(PROBLEM REQUIREMENTS) Give the listing again character for character, but drop the images.

Source records:
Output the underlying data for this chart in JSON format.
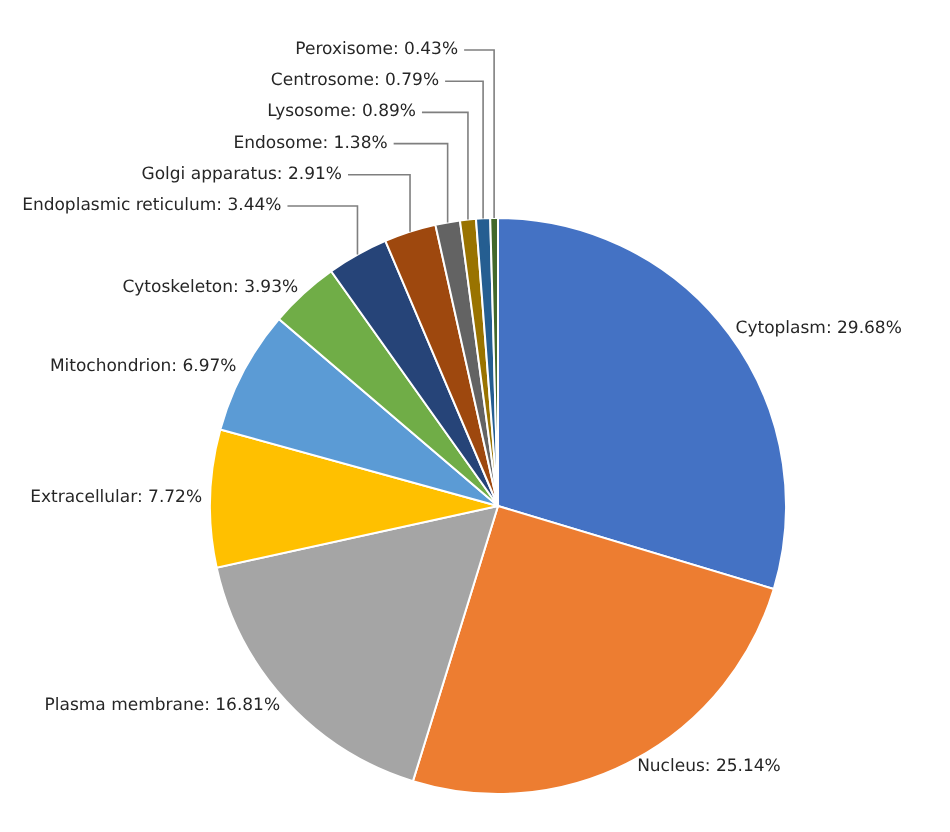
{
  "chart_data": {
    "type": "pie",
    "categories": [
      "Cytoplasm",
      "Nucleus",
      "Plasma membrane",
      "Extracellular",
      "Mitochondrion",
      "Cytoskeleton",
      "Endoplasmic reticulum",
      "Golgi apparatus",
      "Endosome",
      "Lysosome",
      "Centrosome",
      "Peroxisome"
    ],
    "values": [
      29.68,
      25.14,
      16.81,
      7.72,
      6.97,
      3.93,
      3.44,
      2.91,
      1.38,
      0.89,
      0.79,
      0.43
    ],
    "value_labels": [
      "29.68%",
      "25.14%",
      "16.81%",
      "7.72%",
      "6.97%",
      "3.93%",
      "3.44%",
      "2.91%",
      "1.38%",
      "0.89%",
      "0.79%",
      "0.43%"
    ],
    "colors": [
      "#4472c4",
      "#ed7d31",
      "#a5a5a5",
      "#ffc000",
      "#5b9bd5",
      "#70ad47",
      "#264478",
      "#9e480e",
      "#636363",
      "#997300",
      "#255e91",
      "#43682b"
    ]
  }
}
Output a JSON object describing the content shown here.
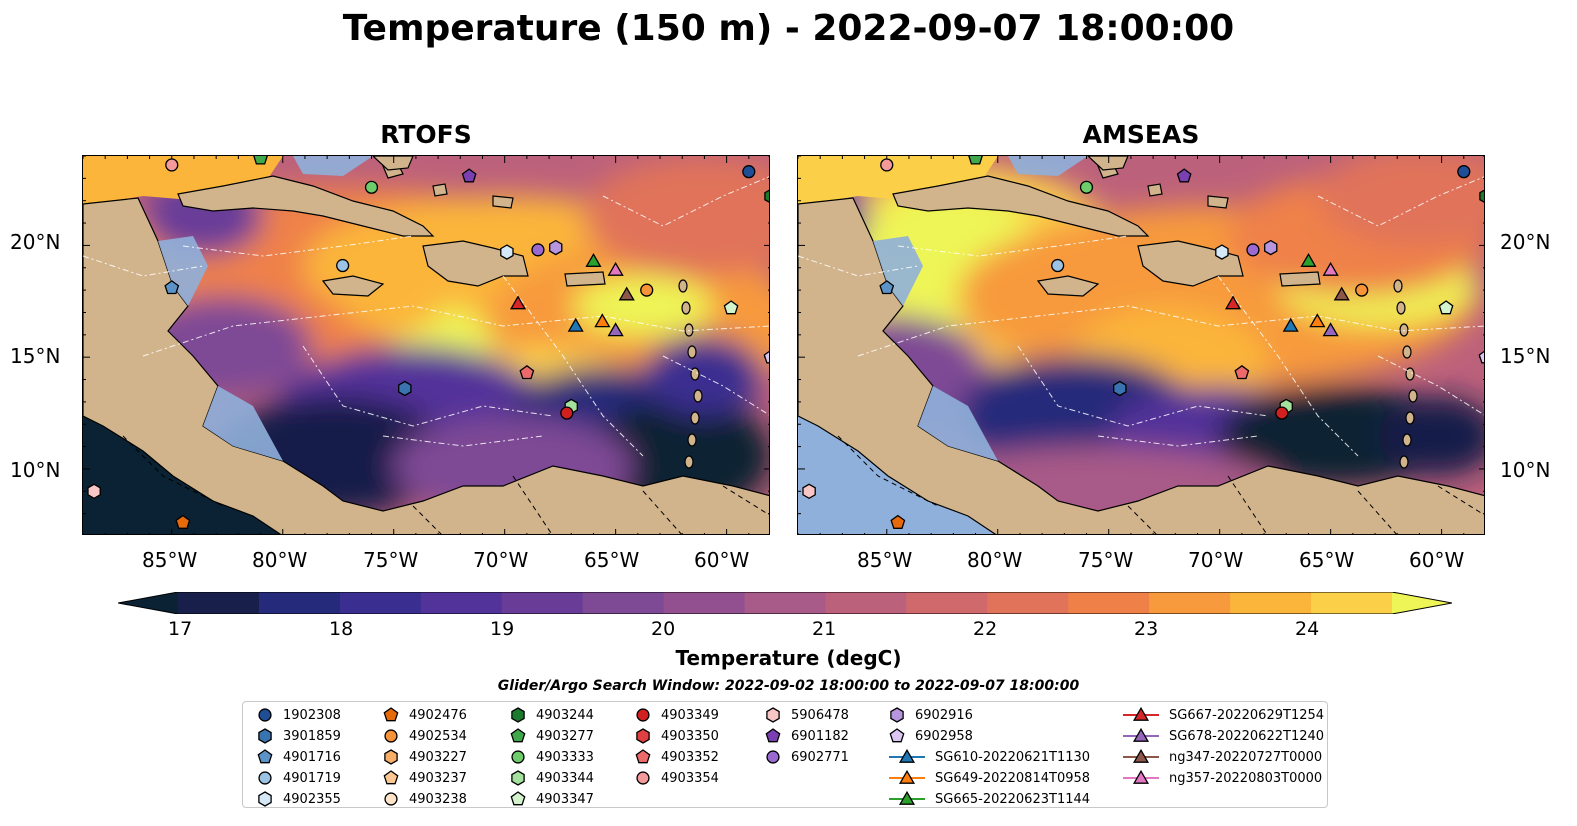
{
  "title": "Temperature (150 m) - 2022-09-07 18:00:00",
  "panels": [
    {
      "title": "RTOFS"
    },
    {
      "title": "AMSEAS"
    }
  ],
  "axes": {
    "lat_ticks": [
      "20°N",
      "15°N",
      "10°N"
    ],
    "lon_ticks": [
      "85°W",
      "80°W",
      "75°W",
      "70°W",
      "65°W",
      "60°W"
    ]
  },
  "colorbar": {
    "label": "Temperature (degC)",
    "ticks": [
      "17",
      "18",
      "19",
      "20",
      "21",
      "22",
      "23",
      "24"
    ],
    "range": [
      16.75,
      24.75
    ],
    "extend": "both",
    "colors": [
      "#0a2233",
      "#181f4a",
      "#262a7a",
      "#3a2f90",
      "#52339a",
      "#693c98",
      "#7e4a95",
      "#935091",
      "#a85a88",
      "#bc617c",
      "#d0696b",
      "#e0735a",
      "#ef8148",
      "#f79a3d",
      "#fbb53b",
      "#fbd048",
      "#eef556"
    ]
  },
  "search_window": "Glider/Argo Search Window: 2022-09-02 18:00:00 to 2022-09-07 18:00:00",
  "legend": [
    {
      "label": "1902308",
      "marker": "circle",
      "color": "#1f4e96"
    },
    {
      "label": "3901859",
      "marker": "hexagon",
      "color": "#3a74b0"
    },
    {
      "label": "4901716",
      "marker": "pentagon",
      "color": "#5b93c9"
    },
    {
      "label": "4901719",
      "marker": "circle",
      "color": "#9cc3e3"
    },
    {
      "label": "4902355",
      "marker": "hexagon",
      "color": "#d4e8f7"
    },
    {
      "label": "4902476",
      "marker": "pentagon",
      "color": "#e66a0a"
    },
    {
      "label": "4902534",
      "marker": "circle",
      "color": "#f89438"
    },
    {
      "label": "4903227",
      "marker": "hexagon",
      "color": "#f9ae68"
    },
    {
      "label": "4903237",
      "marker": "pentagon",
      "color": "#fbc894"
    },
    {
      "label": "4903238",
      "marker": "circle",
      "color": "#fde3c7"
    },
    {
      "label": "4903244",
      "marker": "hexagon",
      "color": "#1c7a2f"
    },
    {
      "label": "4903277",
      "marker": "pentagon",
      "color": "#3ea84a"
    },
    {
      "label": "4903333",
      "marker": "circle",
      "color": "#6ccd6a"
    },
    {
      "label": "4903344",
      "marker": "hexagon",
      "color": "#a3e19c"
    },
    {
      "label": "4903347",
      "marker": "pentagon",
      "color": "#d2f3cc"
    },
    {
      "label": "4903349",
      "marker": "circle",
      "color": "#d21f1f"
    },
    {
      "label": "4903350",
      "marker": "hexagon",
      "color": "#e04040"
    },
    {
      "label": "4903352",
      "marker": "pentagon",
      "color": "#ec6a6a"
    },
    {
      "label": "4903354",
      "marker": "circle",
      "color": "#f49a9a"
    },
    {
      "label": "5906478",
      "marker": "hexagon",
      "color": "#f9c6c6"
    },
    {
      "label": "6901182",
      "marker": "pentagon",
      "color": "#7a3fb0"
    },
    {
      "label": "6902771",
      "marker": "circle",
      "color": "#9a6ad0"
    },
    {
      "label": "6902916",
      "marker": "hexagon",
      "color": "#b895df"
    },
    {
      "label": "6902958",
      "marker": "pentagon",
      "color": "#dcc7f2"
    },
    {
      "label": "SG610-20220621T1130",
      "marker": "triangle",
      "color": "#1f77b4"
    },
    {
      "label": "SG649-20220814T0958",
      "marker": "triangle",
      "color": "#ff7f0e"
    },
    {
      "label": "SG665-20220623T1144",
      "marker": "triangle",
      "color": "#2ca02c"
    },
    {
      "label": "SG667-20220629T1254",
      "marker": "triangle",
      "color": "#d62728"
    },
    {
      "label": "SG678-20220622T1240",
      "marker": "triangle",
      "color": "#9467bd"
    },
    {
      "label": "ng347-20220727T0000",
      "marker": "triangle",
      "color": "#8c564b"
    },
    {
      "label": "ng357-20220803T0000",
      "marker": "triangle",
      "color": "#e377c2"
    }
  ],
  "observations": [
    {
      "id": "1902308",
      "lon": -59.0,
      "lat": 23.3
    },
    {
      "id": "3901859",
      "lon": -74.5,
      "lat": 13.6
    },
    {
      "id": "4901716",
      "lon": -85.0,
      "lat": 18.1
    },
    {
      "id": "4901719",
      "lon": -77.3,
      "lat": 19.1
    },
    {
      "id": "4902355",
      "lon": -69.9,
      "lat": 19.7
    },
    {
      "id": "4902476",
      "lon": -84.5,
      "lat": 7.6
    },
    {
      "id": "4902534",
      "lon": -63.6,
      "lat": 18.0
    },
    {
      "id": "4903244",
      "lon": -58.0,
      "lat": 22.2
    },
    {
      "id": "4903277",
      "lon": -81.0,
      "lat": 23.9
    },
    {
      "id": "4903333",
      "lon": -76.0,
      "lat": 22.6
    },
    {
      "id": "4903344",
      "lon": -67.0,
      "lat": 12.8
    },
    {
      "id": "4903347",
      "lon": -59.8,
      "lat": 17.2
    },
    {
      "id": "4903349",
      "lon": -67.2,
      "lat": 12.5
    },
    {
      "id": "4903352",
      "lon": -69.0,
      "lat": 14.3
    },
    {
      "id": "4903354",
      "lon": -85.0,
      "lat": 23.6
    },
    {
      "id": "5906478",
      "lon": -88.5,
      "lat": 9.0
    },
    {
      "id": "6901182",
      "lon": -71.6,
      "lat": 23.1
    },
    {
      "id": "6902771",
      "lon": -68.5,
      "lat": 19.8
    },
    {
      "id": "6902916",
      "lon": -67.7,
      "lat": 19.9
    },
    {
      "id": "6902958",
      "lon": -58.0,
      "lat": 15.0
    },
    {
      "id": "SG610-20220621T1130",
      "lon": -66.8,
      "lat": 16.4
    },
    {
      "id": "SG649-20220814T0958",
      "lon": -65.6,
      "lat": 16.6
    },
    {
      "id": "SG665-20220623T1144",
      "lon": -66.0,
      "lat": 19.3
    },
    {
      "id": "SG667-20220629T1254",
      "lon": -69.4,
      "lat": 17.4
    },
    {
      "id": "SG678-20220622T1240",
      "lon": -65.0,
      "lat": 16.2
    },
    {
      "id": "ng347-20220727T0000",
      "lon": -64.5,
      "lat": 17.8
    },
    {
      "id": "ng357-20220803T0000",
      "lon": -65.0,
      "lat": 18.9
    }
  ]
}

(EXERCISE OUTPUT)
Output the underlying data for this chart in JSON format.
{
  "chart_data": {
    "type": "pie",
    "categories": [
      "Cytoplasm",
      "Nucleus",
      "Plasma membrane",
      "Extracellular",
      "Mitochondrion",
      "Cytoskeleton",
      "Endoplasmic reticulum",
      "Golgi apparatus",
      "Endosome",
      "Lysosome",
      "Centrosome",
      "Peroxisome"
    ],
    "values": [
      29.68,
      25.14,
      16.81,
      7.72,
      6.97,
      3.93,
      3.44,
      2.91,
      1.38,
      0.89,
      0.79,
      0.43
    ],
    "value_labels": [
      "29.68%",
      "25.14%",
      "16.81%",
      "7.72%",
      "6.97%",
      "3.93%",
      "3.44%",
      "2.91%",
      "1.38%",
      "0.89%",
      "0.79%",
      "0.43%"
    ],
    "colors": [
      "#4472c4",
      "#ed7d31",
      "#a5a5a5",
      "#ffc000",
      "#5b9bd5",
      "#70ad47",
      "#264478",
      "#9e480e",
      "#636363",
      "#997300",
      "#255e91",
      "#43682b"
    ]
  }
}
Output a JSON object describing the content shown here.
{
  "title": "Temperature (150 m) - 2022-09-07 18:00:00",
  "panels": [
    {
      "title": "RTOFS"
    },
    {
      "title": "AMSEAS"
    }
  ],
  "axes": {
    "lat_ticks": [
      "20°N",
      "15°N",
      "10°N"
    ],
    "lon_ticks": [
      "85°W",
      "80°W",
      "75°W",
      "70°W",
      "65°W",
      "60°W"
    ]
  },
  "colorbar": {
    "label": "Temperature (degC)",
    "ticks": [
      "17",
      "18",
      "19",
      "20",
      "21",
      "22",
      "23",
      "24"
    ],
    "range": [
      16.75,
      24.75
    ],
    "extend": "both",
    "colors": [
      "#0a2233",
      "#181f4a",
      "#262a7a",
      "#3a2f90",
      "#52339a",
      "#693c98",
      "#7e4a95",
      "#935091",
      "#a85a88",
      "#bc617c",
      "#d0696b",
      "#e0735a",
      "#ef8148",
      "#f79a3d",
      "#fbb53b",
      "#fbd048",
      "#eef556"
    ]
  },
  "search_window": "Glider/Argo Search Window: 2022-09-02 18:00:00 to 2022-09-07 18:00:00",
  "legend": [
    {
      "label": "1902308",
      "marker": "circle",
      "color": "#1f4e96"
    },
    {
      "label": "3901859",
      "marker": "hexagon",
      "color": "#3a74b0"
    },
    {
      "label": "4901716",
      "marker": "pentagon",
      "color": "#5b93c9"
    },
    {
      "label": "4901719",
      "marker": "circle",
      "color": "#9cc3e3"
    },
    {
      "label": "4902355",
      "marker": "hexagon",
      "color": "#d4e8f7"
    },
    {
      "label": "4902476",
      "marker": "pentagon",
      "color": "#e66a0a"
    },
    {
      "label": "4902534",
      "marker": "circle",
      "color": "#f89438"
    },
    {
      "label": "4903227",
      "marker": "hexagon",
      "color": "#f9ae68"
    },
    {
      "label": "4903237",
      "marker": "pentagon",
      "color": "#fbc894"
    },
    {
      "label": "4903238",
      "marker": "circle",
      "color": "#fde3c7"
    },
    {
      "label": "4903244",
      "marker": "hexagon",
      "color": "#1c7a2f"
    },
    {
      "label": "4903277",
      "marker": "pentagon",
      "color": "#3ea84a"
    },
    {
      "label": "4903333",
      "marker": "circle",
      "color": "#6ccd6a"
    },
    {
      "label": "4903344",
      "marker": "hexagon",
      "color": "#a3e19c"
    },
    {
      "label": "4903347",
      "marker": "pentagon",
      "color": "#d2f3cc"
    },
    {
      "label": "4903349",
      "marker": "circle",
      "color": "#d21f1f"
    },
    {
      "label": "4903350",
      "marker": "hexagon",
      "color": "#e04040"
    },
    {
      "label": "4903352",
      "marker": "pentagon",
      "color": "#ec6a6a"
    },
    {
      "label": "4903354",
      "marker": "circle",
      "color": "#f49a9a"
    },
    {
      "label": "5906478",
      "marker": "hexagon",
      "color": "#f9c6c6"
    },
    {
      "label": "6901182",
      "marker": "pentagon",
      "color": "#7a3fb0"
    },
    {
      "label": "6902771",
      "marker": "circle",
      "color": "#9a6ad0"
    },
    {
      "label": "6902916",
      "marker": "hexagon",
      "color": "#b895df"
    },
    {
      "label": "6902958",
      "marker": "pentagon",
      "color": "#dcc7f2"
    },
    {
      "label": "SG610-20220621T1130",
      "marker": "triangle",
      "color": "#1f77b4"
    },
    {
      "label": "SG649-20220814T0958",
      "marker": "triangle",
      "color": "#ff7f0e"
    },
    {
      "label": "SG665-20220623T1144",
      "marker": "triangle",
      "color": "#2ca02c"
    },
    {
      "label": "SG667-20220629T1254",
      "marker": "triangle",
      "color": "#d62728"
    },
    {
      "label": "SG678-20220622T1240",
      "marker": "triangle",
      "color": "#9467bd"
    },
    {
      "label": "ng347-20220727T0000",
      "marker": "triangle",
      "color": "#8c564b"
    },
    {
      "label": "ng357-20220803T0000",
      "marker": "triangle",
      "color": "#e377c2"
    }
  ],
  "observations": [
    {
      "id": "1902308",
      "lon": -59.0,
      "lat": 23.3
    },
    {
      "id": "3901859",
      "lon": -74.5,
      "lat": 13.6
    },
    {
      "id": "4901716",
      "lon": -85.0,
      "lat": 18.1
    },
    {
      "id": "4901719",
      "lon": -77.3,
      "lat": 19.1
    },
    {
      "id": "4902355",
      "lon": -69.9,
      "lat": 19.7
    },
    {
      "id": "4902476",
      "lon": -84.5,
      "lat": 7.6
    },
    {
      "id": "4902534",
      "lon": -63.6,
      "lat": 18.0
    },
    {
      "id": "4903244",
      "lon": -58.0,
      "lat": 22.2
    },
    {
      "id": "4903277",
      "lon": -81.0,
      "lat": 23.9
    },
    {
      "id": "4903333",
      "lon": -76.0,
      "lat": 22.6
    },
    {
      "id": "4903344",
      "lon": -67.0,
      "lat": 12.8
    },
    {
      "id": "4903347",
      "lon": -59.8,
      "lat": 17.2
    },
    {
      "id": "4903349",
      "lon": -67.2,
      "lat": 12.5
    },
    {
      "id": "4903352",
      "lon": -69.0,
      "lat": 14.3
    },
    {
      "id": "4903354",
      "lon": -85.0,
      "lat": 23.6
    },
    {
      "id": "5906478",
      "lon": -88.5,
      "lat": 9.0
    },
    {
      "id": "6901182",
      "lon": -71.6,
      "lat": 23.1
    },
    {
      "id": "6902771",
      "lon": -68.5,
      "lat": 19.8
    },
    {
      "id": "6902916",
      "lon": -67.7,
      "lat": 19.9
    },
    {
      "id": "6902958",
      "lon": -58.0,
      "lat": 15.0
    },
    {
      "id": "SG610-20220621T1130",
      "lon": -66.8,
      "lat": 16.4
    },
    {
      "id": "SG649-20220814T0958",
      "lon": -65.6,
      "lat": 16.6
    },
    {
      "id": "SG665-20220623T1144",
      "lon": -66.0,
      "lat": 19.3
    },
    {
      "id": "SG667-20220629T1254",
      "lon": -69.4,
      "lat": 17.4
    },
    {
      "id": "SG678-20220622T1240",
      "lon": -65.0,
      "lat": 16.2
    },
    {
      "id": "ng347-20220727T0000",
      "lon": -64.5,
      "lat": 17.8
    },
    {
      "id": "ng357-20220803T0000",
      "lon": -65.0,
      "lat": 18.9
    }
  ]
}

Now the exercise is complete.